======== Record excerpts

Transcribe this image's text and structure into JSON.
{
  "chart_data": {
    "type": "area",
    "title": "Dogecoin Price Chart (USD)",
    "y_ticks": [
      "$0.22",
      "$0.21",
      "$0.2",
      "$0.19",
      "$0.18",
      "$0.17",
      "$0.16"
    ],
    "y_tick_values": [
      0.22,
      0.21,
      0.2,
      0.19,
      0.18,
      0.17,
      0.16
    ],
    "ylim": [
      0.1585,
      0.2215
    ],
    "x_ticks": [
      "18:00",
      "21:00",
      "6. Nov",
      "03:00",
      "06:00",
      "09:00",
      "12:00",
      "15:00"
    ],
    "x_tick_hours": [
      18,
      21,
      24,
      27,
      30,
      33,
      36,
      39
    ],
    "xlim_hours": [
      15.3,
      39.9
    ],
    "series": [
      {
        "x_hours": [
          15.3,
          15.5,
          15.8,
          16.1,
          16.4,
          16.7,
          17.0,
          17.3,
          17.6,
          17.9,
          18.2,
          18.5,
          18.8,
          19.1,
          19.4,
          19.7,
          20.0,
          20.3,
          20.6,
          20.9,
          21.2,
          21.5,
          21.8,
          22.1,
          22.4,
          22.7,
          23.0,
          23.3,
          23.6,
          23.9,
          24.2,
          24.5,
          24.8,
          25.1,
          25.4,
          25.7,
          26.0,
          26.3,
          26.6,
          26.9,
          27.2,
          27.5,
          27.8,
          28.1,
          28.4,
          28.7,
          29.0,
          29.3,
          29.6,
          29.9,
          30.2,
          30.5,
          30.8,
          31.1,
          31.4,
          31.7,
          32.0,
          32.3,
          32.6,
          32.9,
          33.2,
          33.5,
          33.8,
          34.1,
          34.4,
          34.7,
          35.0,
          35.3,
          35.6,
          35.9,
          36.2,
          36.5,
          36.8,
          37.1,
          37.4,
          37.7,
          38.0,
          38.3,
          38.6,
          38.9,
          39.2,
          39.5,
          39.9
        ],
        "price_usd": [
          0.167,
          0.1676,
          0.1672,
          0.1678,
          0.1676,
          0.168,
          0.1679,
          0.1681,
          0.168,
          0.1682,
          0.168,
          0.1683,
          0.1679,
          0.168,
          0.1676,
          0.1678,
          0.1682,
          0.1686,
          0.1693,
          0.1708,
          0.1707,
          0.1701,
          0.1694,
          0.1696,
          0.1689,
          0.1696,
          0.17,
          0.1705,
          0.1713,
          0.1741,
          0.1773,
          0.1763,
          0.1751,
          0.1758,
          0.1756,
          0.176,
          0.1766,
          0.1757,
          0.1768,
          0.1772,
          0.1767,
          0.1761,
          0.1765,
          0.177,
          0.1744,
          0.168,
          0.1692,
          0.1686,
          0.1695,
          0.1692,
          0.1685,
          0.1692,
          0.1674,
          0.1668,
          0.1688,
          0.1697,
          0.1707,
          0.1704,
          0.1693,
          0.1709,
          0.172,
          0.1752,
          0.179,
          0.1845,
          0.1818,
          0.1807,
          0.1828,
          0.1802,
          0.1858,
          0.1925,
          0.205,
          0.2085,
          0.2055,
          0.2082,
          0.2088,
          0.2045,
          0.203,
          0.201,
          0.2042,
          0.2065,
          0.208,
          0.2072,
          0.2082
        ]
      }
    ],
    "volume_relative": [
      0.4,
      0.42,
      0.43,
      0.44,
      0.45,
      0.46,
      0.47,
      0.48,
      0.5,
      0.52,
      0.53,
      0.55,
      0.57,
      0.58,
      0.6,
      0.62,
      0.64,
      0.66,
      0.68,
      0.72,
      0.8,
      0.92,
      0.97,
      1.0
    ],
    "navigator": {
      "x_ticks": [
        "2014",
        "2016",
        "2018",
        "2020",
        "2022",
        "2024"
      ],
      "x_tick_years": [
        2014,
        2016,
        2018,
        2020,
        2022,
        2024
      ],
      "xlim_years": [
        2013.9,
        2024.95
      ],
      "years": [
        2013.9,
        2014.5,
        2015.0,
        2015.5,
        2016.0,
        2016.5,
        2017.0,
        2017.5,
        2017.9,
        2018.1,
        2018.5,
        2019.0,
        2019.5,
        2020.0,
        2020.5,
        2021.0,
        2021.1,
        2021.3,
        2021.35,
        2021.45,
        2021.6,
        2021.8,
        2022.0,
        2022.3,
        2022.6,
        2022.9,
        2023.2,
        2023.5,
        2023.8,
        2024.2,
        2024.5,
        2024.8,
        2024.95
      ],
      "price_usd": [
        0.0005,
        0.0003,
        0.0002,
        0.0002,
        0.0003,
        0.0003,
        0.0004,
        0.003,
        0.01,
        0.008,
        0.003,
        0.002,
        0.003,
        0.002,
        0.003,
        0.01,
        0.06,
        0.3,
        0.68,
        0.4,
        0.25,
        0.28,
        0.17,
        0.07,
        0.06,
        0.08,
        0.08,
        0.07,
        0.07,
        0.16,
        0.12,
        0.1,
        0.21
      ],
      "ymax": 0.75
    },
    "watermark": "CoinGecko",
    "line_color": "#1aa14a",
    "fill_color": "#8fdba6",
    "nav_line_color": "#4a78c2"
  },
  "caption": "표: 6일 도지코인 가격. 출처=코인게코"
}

================

--- Given task ---
Output all of the material exactly as written.

--- Output of the task ---
Transcribe this image's text and structure into JSON.
{
  "chart_data": {
    "type": "area",
    "title": "Dogecoin Price Chart (USD)",
    "y_ticks": [
      "$0.22",
      "$0.21",
      "$0.2",
      "$0.19",
      "$0.18",
      "$0.17",
      "$0.16"
    ],
    "y_tick_values": [
      0.22,
      0.21,
      0.2,
      0.19,
      0.18,
      0.17,
      0.16
    ],
    "ylim": [
      0.1585,
      0.2215
    ],
    "x_ticks": [
      "18:00",
      "21:00",
      "6. Nov",
      "03:00",
      "06:00",
      "09:00",
      "12:00",
      "15:00"
    ],
    "x_tick_hours": [
      18,
      21,
      24,
      27,
      30,
      33,
      36,
      39
    ],
    "xlim_hours": [
      15.3,
      39.9
    ],
    "series": [
      {
        "x_hours": [
          15.3,
          15.5,
          15.8,
          16.1,
          16.4,
          16.7,
          17.0,
          17.3,
          17.6,
          17.9,
          18.2,
          18.5,
          18.8,
          19.1,
          19.4,
          19.7,
          20.0,
          20.3,
          20.6,
          20.9,
          21.2,
          21.5,
          21.8,
          22.1,
          22.4,
          22.7,
          23.0,
          23.3,
          23.6,
          23.9,
          24.2,
          24.5,
          24.8,
          25.1,
          25.4,
          25.7,
          26.0,
          26.3,
          26.6,
          26.9,
          27.2,
          27.5,
          27.8,
          28.1,
          28.4,
          28.7,
          29.0,
          29.3,
          29.6,
          29.9,
          30.2,
          30.5,
          30.8,
          31.1,
          31.4,
          31.7,
          32.0,
          32.3,
          32.6,
          32.9,
          33.2,
          33.5,
          33.8,
          34.1,
          34.4,
          34.7,
          35.0,
          35.3,
          35.6,
          35.9,
          36.2,
          36.5,
          36.8,
          37.1,
          37.4,
          37.7,
          38.0,
          38.3,
          38.6,
          38.9,
          39.2,
          39.5,
          39.9
        ],
        "price_usd": [
          0.167,
          0.1676,
          0.1672,
          0.1678,
          0.1676,
          0.168,
          0.1679,
          0.1681,
          0.168,
          0.1682,
          0.168,
          0.1683,
          0.1679,
          0.168,
          0.1676,
          0.1678,
          0.1682,
          0.1686,
          0.1693,
          0.1708,
          0.1707,
          0.1701,
          0.1694,
          0.1696,
          0.1689,
          0.1696,
          0.17,
          0.1705,
          0.1713,
          0.1741,
          0.1773,
          0.1763,
          0.1751,
          0.1758,
          0.1756,
          0.176,
          0.1766,
          0.1757,
          0.1768,
          0.1772,
          0.1767,
          0.1761,
          0.1765,
          0.177,
          0.1744,
          0.168,
          0.1692,
          0.1686,
          0.1695,
          0.1692,
          0.1685,
          0.1692,
          0.1674,
          0.1668,
          0.1688,
          0.1697,
          0.1707,
          0.1704,
          0.1693,
          0.1709,
          0.172,
          0.1752,
          0.179,
          0.1845,
          0.1818,
          0.1807,
          0.1828,
          0.1802,
          0.1858,
          0.1925,
          0.205,
          0.2085,
          0.2055,
          0.2082,
          0.2088,
          0.2045,
          0.203,
          0.201,
          0.2042,
          0.2065,
          0.208,
          0.2072,
          0.2082
        ]
      }
    ],
    "volume_relative": [
      0.4,
      0.42,
      0.43,
      0.44,
      0.45,
      0.46,
      0.47,
      0.48,
      0.5,
      0.52,
      0.53,
      0.55,
      0.57,
      0.58,
      0.6,
      0.62,
      0.64,
      0.66,
      0.68,
      0.72,
      0.8,
      0.92,
      0.97,
      1.0
    ],
    "navigator": {
      "x_ticks": [
        "2014",
        "2016",
        "2018",
        "2020",
        "2022",
        "2024"
      ],
      "x_tick_years": [
        2014,
        2016,
        2018,
        2020,
        2022,
        2024
      ],
      "xlim_years": [
        2013.9,
        2024.95
      ],
      "years": [
        2013.9,
        2014.5,
        2015.0,
        2015.5,
        2016.0,
        2016.5,
        2017.0,
        2017.5,
        2017.9,
        2018.1,
        2018.5,
        2019.0,
        2019.5,
        2020.0,
        2020.5,
        2021.0,
        2021.1,
        2021.3,
        2021.35,
        2021.45,
        2021.6,
        2021.8,
        2022.0,
        2022.3,
        2022.6,
        2022.9,
        2023.2,
        2023.5,
        2023.8,
        2024.2,
        2024.5,
        2024.8,
        2024.95
      ],
      "price_usd": [
        0.0005,
        0.0003,
        0.0002,
        0.0002,
        0.0003,
        0.0003,
        0.0004,
        0.003,
        0.01,
        0.008,
        0.003,
        0.002,
        0.003,
        0.002,
        0.003,
        0.01,
        0.06,
        0.3,
        0.68,
        0.4,
        0.25,
        0.28,
        0.17,
        0.07,
        0.06,
        0.08,
        0.08,
        0.07,
        0.07,
        0.16,
        0.12,
        0.1,
        0.21
      ],
      "ymax": 0.75
    },
    "watermark": "CoinGecko",
    "line_color": "#1aa14a",
    "fill_color": "#8fdba6",
    "nav_line_color": "#4a78c2"
  },
  "caption": "표: 6일 도지코인 가격. 출처=코인게코"
}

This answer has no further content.